WHAT IS REQUIRED> Present the data once more in exactly its original form.

RECORDS PROVIDED>
+++

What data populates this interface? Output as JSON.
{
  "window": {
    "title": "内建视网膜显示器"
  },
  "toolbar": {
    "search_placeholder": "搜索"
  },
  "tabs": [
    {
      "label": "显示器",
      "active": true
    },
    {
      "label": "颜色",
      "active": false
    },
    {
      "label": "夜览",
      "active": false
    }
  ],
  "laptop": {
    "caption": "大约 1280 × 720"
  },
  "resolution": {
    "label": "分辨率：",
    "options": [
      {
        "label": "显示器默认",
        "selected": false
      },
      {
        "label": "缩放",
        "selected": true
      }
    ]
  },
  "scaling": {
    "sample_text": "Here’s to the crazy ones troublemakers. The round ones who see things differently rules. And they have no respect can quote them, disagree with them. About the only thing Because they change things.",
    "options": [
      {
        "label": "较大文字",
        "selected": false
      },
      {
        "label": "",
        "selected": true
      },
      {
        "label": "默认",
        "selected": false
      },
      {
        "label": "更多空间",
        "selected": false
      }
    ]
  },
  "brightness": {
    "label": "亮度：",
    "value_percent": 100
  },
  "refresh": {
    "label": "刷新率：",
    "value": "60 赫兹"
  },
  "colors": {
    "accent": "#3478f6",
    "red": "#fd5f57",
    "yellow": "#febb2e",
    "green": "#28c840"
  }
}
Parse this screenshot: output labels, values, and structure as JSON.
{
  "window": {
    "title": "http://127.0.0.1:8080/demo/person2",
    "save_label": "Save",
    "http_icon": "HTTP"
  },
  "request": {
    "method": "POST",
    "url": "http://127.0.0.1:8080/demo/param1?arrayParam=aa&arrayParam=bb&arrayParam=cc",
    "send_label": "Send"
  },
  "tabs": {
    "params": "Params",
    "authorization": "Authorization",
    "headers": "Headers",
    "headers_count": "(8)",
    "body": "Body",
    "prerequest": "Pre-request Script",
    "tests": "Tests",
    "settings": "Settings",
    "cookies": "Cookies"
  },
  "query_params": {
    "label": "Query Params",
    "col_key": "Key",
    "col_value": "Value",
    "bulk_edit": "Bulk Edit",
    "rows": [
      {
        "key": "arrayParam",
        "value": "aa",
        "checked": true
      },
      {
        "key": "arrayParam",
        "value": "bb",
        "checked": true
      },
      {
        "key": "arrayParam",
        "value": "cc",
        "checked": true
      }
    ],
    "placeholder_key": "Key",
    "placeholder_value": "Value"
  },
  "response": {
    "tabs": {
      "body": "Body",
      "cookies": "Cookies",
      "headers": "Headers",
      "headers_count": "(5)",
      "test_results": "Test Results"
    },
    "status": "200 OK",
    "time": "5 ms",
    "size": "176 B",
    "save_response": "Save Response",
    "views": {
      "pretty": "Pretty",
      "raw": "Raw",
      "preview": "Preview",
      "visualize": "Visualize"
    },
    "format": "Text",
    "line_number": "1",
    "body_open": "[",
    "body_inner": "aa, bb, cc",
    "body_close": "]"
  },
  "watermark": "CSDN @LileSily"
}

+++

THE RESULT>
What data populates this interface? Output as JSON.
{
  "window": {
    "title": "内建视网膜显示器"
  },
  "toolbar": {
    "search_placeholder": "搜索"
  },
  "tabs": [
    {
      "label": "显示器",
      "active": true
    },
    {
      "label": "颜色",
      "active": false
    },
    {
      "label": "夜览",
      "active": false
    }
  ],
  "laptop": {
    "caption": "大约 1280 × 720"
  },
  "resolution": {
    "label": "分辨率：",
    "options": [
      {
        "label": "显示器默认",
        "selected": false
      },
      {
        "label": "缩放",
        "selected": true
      }
    ]
  },
  "scaling": {
    "sample_text": "Here’s to the crazy ones troublemakers. The round ones who see things differently rules. And they have no respect can quote them, disagree with them. About the only thing Because they change things.",
    "options": [
      {
        "label": "较大文字",
        "selected": false
      },
      {
        "label": "",
        "selected": true
      },
      {
        "label": "默认",
        "selected": false
      },
      {
        "label": "更多空间",
        "selected": false
      }
    ]
  },
  "brightness": {
    "label": "亮度：",
    "value_percent": 100
  },
  "refresh": {
    "label": "刷新率：",
    "value": "60 赫兹"
  },
  "colors": {
    "accent": "#3478f6",
    "red": "#fd5f57",
    "yellow": "#febb2e",
    "green": "#28c840"
  }
}
Parse this screenshot: output labels, values, and structure as JSON.
{
  "window": {
    "title": "http://127.0.0.1:8080/demo/person2",
    "save_label": "Save",
    "http_icon": "HTTP"
  },
  "request": {
    "method": "POST",
    "url": "http://127.0.0.1:8080/demo/param1?arrayParam=aa&arrayParam=bb&arrayParam=cc",
    "send_label": "Send"
  },
  "tabs": {
    "params": "Params",
    "authorization": "Authorization",
    "headers": "Headers",
    "headers_count": "(8)",
    "body": "Body",
    "prerequest": "Pre-request Script",
    "tests": "Tests",
    "settings": "Settings",
    "cookies": "Cookies"
  },
  "query_params": {
    "label": "Query Params",
    "col_key": "Key",
    "col_value": "Value",
    "bulk_edit": "Bulk Edit",
    "rows": [
      {
        "key": "arrayParam",
        "value": "aa",
        "checked": true
      },
      {
        "key": "arrayParam",
        "value": "bb",
        "checked": true
      },
      {
        "key": "arrayParam",
        "value": "cc",
        "checked": true
      }
    ],
    "placeholder_key": "Key",
    "placeholder_value": "Value"
  },
  "response": {
    "tabs": {
      "body": "Body",
      "cookies": "Cookies",
      "headers": "Headers",
      "headers_count": "(5)",
      "test_results": "Test Results"
    },
    "status": "200 OK",
    "time": "5 ms",
    "size": "176 B",
    "save_response": "Save Response",
    "views": {
      "pretty": "Pretty",
      "raw": "Raw",
      "preview": "Preview",
      "visualize": "Visualize"
    },
    "format": "Text",
    "line_number": "1",
    "body_open": "[",
    "body_inner": "aa, bb, cc",
    "body_close": "]"
  },
  "watermark": "CSDN @LileSily"
}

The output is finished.